## Exercise materials
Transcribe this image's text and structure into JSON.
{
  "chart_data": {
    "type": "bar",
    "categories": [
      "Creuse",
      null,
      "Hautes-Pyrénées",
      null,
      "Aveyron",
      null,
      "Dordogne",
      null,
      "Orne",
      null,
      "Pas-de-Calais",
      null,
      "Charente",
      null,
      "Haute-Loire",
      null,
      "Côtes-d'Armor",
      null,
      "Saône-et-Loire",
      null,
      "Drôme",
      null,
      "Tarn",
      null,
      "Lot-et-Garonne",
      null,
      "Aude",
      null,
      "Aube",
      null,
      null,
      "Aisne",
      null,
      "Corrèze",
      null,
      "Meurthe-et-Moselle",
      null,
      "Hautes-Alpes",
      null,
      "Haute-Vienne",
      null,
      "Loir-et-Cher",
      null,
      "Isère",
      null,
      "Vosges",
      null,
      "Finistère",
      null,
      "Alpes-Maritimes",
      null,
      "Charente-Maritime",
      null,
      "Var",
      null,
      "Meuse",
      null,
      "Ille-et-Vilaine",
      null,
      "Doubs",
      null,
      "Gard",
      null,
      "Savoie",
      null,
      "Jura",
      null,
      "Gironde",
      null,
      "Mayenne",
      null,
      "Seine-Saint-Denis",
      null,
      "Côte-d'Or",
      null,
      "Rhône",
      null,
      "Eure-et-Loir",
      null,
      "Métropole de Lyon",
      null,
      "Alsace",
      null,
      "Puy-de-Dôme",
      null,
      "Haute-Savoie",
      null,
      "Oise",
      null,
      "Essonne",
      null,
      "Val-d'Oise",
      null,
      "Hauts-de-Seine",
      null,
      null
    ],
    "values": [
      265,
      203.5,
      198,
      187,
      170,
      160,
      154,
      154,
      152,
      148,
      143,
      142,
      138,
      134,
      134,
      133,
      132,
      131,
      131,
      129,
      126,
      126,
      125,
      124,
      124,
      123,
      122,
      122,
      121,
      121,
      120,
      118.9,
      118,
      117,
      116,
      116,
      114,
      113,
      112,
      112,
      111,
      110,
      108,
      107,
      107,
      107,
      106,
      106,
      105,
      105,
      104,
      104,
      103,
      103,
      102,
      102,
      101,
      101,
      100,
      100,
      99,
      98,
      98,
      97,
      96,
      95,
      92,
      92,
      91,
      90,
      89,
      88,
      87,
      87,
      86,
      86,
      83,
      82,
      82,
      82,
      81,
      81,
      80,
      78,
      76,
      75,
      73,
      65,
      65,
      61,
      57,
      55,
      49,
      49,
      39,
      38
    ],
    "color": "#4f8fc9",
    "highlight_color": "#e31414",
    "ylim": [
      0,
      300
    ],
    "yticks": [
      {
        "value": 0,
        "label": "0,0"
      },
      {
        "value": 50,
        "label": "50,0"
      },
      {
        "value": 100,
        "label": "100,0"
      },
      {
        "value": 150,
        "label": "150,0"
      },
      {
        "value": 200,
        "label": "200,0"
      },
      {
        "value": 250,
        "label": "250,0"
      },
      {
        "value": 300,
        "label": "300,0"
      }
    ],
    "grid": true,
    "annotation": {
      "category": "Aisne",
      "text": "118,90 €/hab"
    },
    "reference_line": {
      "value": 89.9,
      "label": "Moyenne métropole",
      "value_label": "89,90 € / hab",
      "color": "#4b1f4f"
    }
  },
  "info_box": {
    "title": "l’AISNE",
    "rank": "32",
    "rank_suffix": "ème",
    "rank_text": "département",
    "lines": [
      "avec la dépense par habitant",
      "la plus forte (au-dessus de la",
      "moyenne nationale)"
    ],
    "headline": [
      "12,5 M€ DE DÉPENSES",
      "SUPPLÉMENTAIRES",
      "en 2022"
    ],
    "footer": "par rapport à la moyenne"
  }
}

## Work to complete
Send back every record, precisely as written.

## Answer to this task
Transcribe this image's text and structure into JSON.
{
  "chart_data": {
    "type": "bar",
    "categories": [
      "Creuse",
      null,
      "Hautes-Pyrénées",
      null,
      "Aveyron",
      null,
      "Dordogne",
      null,
      "Orne",
      null,
      "Pas-de-Calais",
      null,
      "Charente",
      null,
      "Haute-Loire",
      null,
      "Côtes-d'Armor",
      null,
      "Saône-et-Loire",
      null,
      "Drôme",
      null,
      "Tarn",
      null,
      "Lot-et-Garonne",
      null,
      "Aude",
      null,
      "Aube",
      null,
      null,
      "Aisne",
      null,
      "Corrèze",
      null,
      "Meurthe-et-Moselle",
      null,
      "Hautes-Alpes",
      null,
      "Haute-Vienne",
      null,
      "Loir-et-Cher",
      null,
      "Isère",
      null,
      "Vosges",
      null,
      "Finistère",
      null,
      "Alpes-Maritimes",
      null,
      "Charente-Maritime",
      null,
      "Var",
      null,
      "Meuse",
      null,
      "Ille-et-Vilaine",
      null,
      "Doubs",
      null,
      "Gard",
      null,
      "Savoie",
      null,
      "Jura",
      null,
      "Gironde",
      null,
      "Mayenne",
      null,
      "Seine-Saint-Denis",
      null,
      "Côte-d'Or",
      null,
      "Rhône",
      null,
      "Eure-et-Loir",
      null,
      "Métropole de Lyon",
      null,
      "Alsace",
      null,
      "Puy-de-Dôme",
      null,
      "Haute-Savoie",
      null,
      "Oise",
      null,
      "Essonne",
      null,
      "Val-d'Oise",
      null,
      "Hauts-de-Seine",
      null,
      null
    ],
    "values": [
      265,
      203.5,
      198,
      187,
      170,
      160,
      154,
      154,
      152,
      148,
      143,
      142,
      138,
      134,
      134,
      133,
      132,
      131,
      131,
      129,
      126,
      126,
      125,
      124,
      124,
      123,
      122,
      122,
      121,
      121,
      120,
      118.9,
      118,
      117,
      116,
      116,
      114,
      113,
      112,
      112,
      111,
      110,
      108,
      107,
      107,
      107,
      106,
      106,
      105,
      105,
      104,
      104,
      103,
      103,
      102,
      102,
      101,
      101,
      100,
      100,
      99,
      98,
      98,
      97,
      96,
      95,
      92,
      92,
      91,
      90,
      89,
      88,
      87,
      87,
      86,
      86,
      83,
      82,
      82,
      82,
      81,
      81,
      80,
      78,
      76,
      75,
      73,
      65,
      65,
      61,
      57,
      55,
      49,
      49,
      39,
      38
    ],
    "color": "#4f8fc9",
    "highlight_color": "#e31414",
    "ylim": [
      0,
      300
    ],
    "yticks": [
      {
        "value": 0,
        "label": "0,0"
      },
      {
        "value": 50,
        "label": "50,0"
      },
      {
        "value": 100,
        "label": "100,0"
      },
      {
        "value": 150,
        "label": "150,0"
      },
      {
        "value": 200,
        "label": "200,0"
      },
      {
        "value": 250,
        "label": "250,0"
      },
      {
        "value": 300,
        "label": "300,0"
      }
    ],
    "grid": true,
    "annotation": {
      "category": "Aisne",
      "text": "118,90 €/hab"
    },
    "reference_line": {
      "value": 89.9,
      "label": "Moyenne métropole",
      "value_label": "89,90 € / hab",
      "color": "#4b1f4f"
    }
  },
  "info_box": {
    "title": "l’AISNE",
    "rank": "32",
    "rank_suffix": "ème",
    "rank_text": "département",
    "lines": [
      "avec la dépense par habitant",
      "la plus forte (au-dessus de la",
      "moyenne nationale)"
    ],
    "headline": [
      "12,5 M€ DE DÉPENSES",
      "SUPPLÉMENTAIRES",
      "en 2022"
    ],
    "footer": "par rapport à la moyenne"
  }
}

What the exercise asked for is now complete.